>> START Records

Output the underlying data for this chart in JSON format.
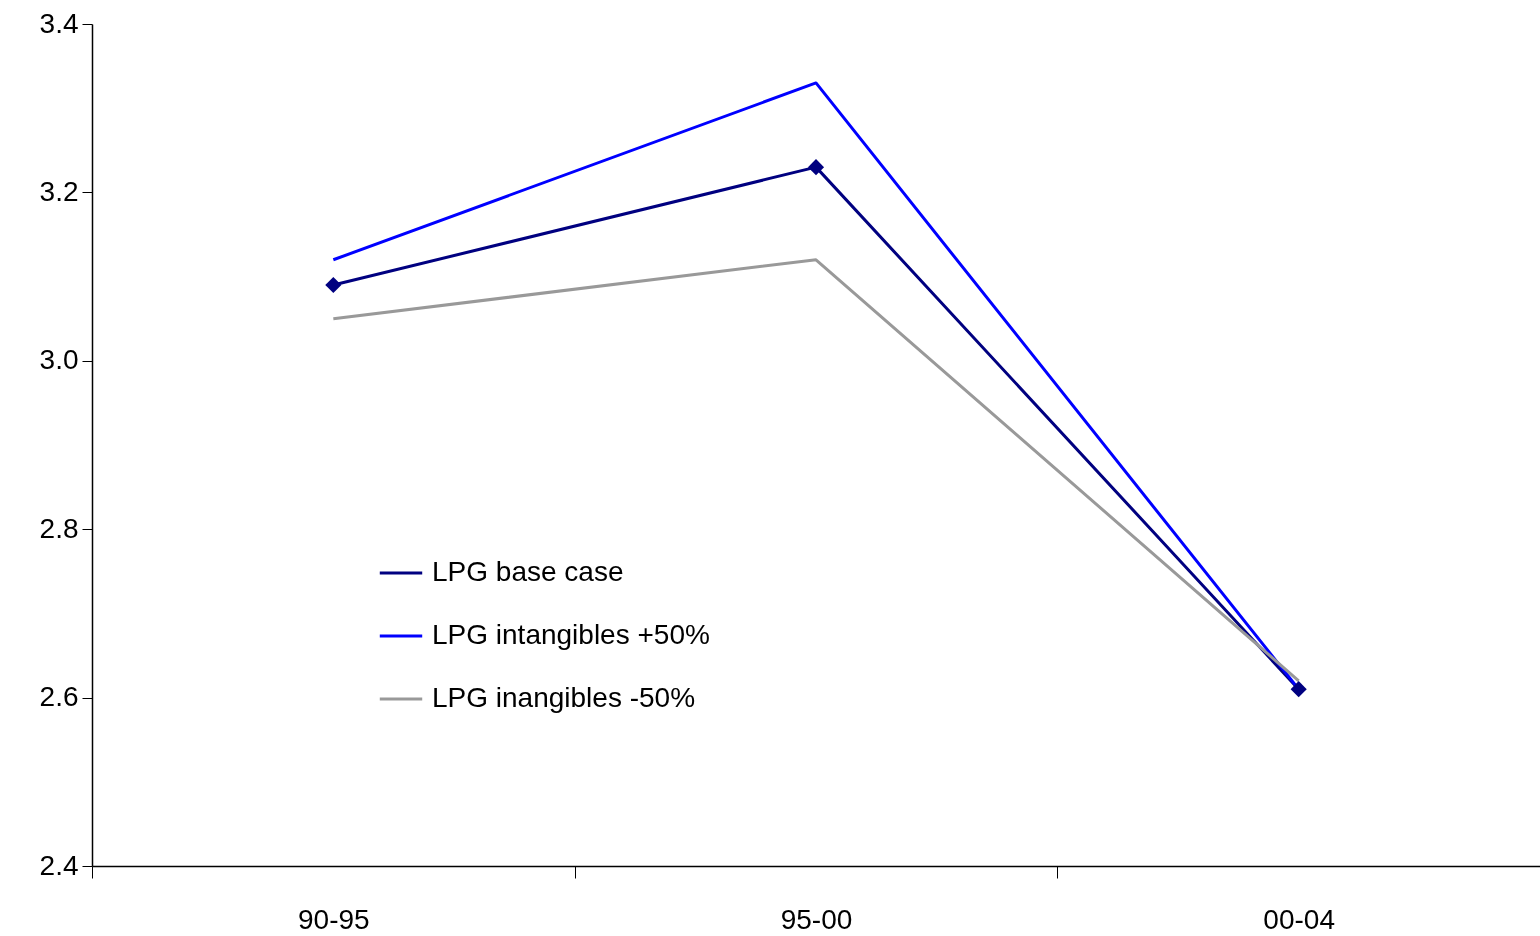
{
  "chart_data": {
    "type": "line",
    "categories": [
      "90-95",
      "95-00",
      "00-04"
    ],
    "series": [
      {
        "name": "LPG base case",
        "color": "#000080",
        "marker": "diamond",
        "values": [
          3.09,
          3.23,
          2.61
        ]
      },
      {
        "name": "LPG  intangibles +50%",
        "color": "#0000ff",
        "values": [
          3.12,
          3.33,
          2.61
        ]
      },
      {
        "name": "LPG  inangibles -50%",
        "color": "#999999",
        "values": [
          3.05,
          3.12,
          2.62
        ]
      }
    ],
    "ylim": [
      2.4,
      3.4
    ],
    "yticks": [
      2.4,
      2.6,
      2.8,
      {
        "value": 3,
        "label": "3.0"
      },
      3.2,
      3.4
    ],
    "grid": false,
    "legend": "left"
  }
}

>> END Records

-- Requirements --
Quote the material word for word, dropping any images it holds.

-- Solved exercise --
Output the underlying data for this chart in JSON format.
{
  "chart_data": {
    "type": "line",
    "categories": [
      "90-95",
      "95-00",
      "00-04"
    ],
    "series": [
      {
        "name": "LPG base case",
        "color": "#000080",
        "marker": "diamond",
        "values": [
          3.09,
          3.23,
          2.61
        ]
      },
      {
        "name": "LPG  intangibles +50%",
        "color": "#0000ff",
        "values": [
          3.12,
          3.33,
          2.61
        ]
      },
      {
        "name": "LPG  inangibles -50%",
        "color": "#999999",
        "values": [
          3.05,
          3.12,
          2.62
        ]
      }
    ],
    "ylim": [
      2.4,
      3.4
    ],
    "yticks": [
      2.4,
      2.6,
      2.8,
      {
        "value": 3,
        "label": "3.0"
      },
      3.2,
      3.4
    ],
    "grid": false,
    "legend": "left"
  }
}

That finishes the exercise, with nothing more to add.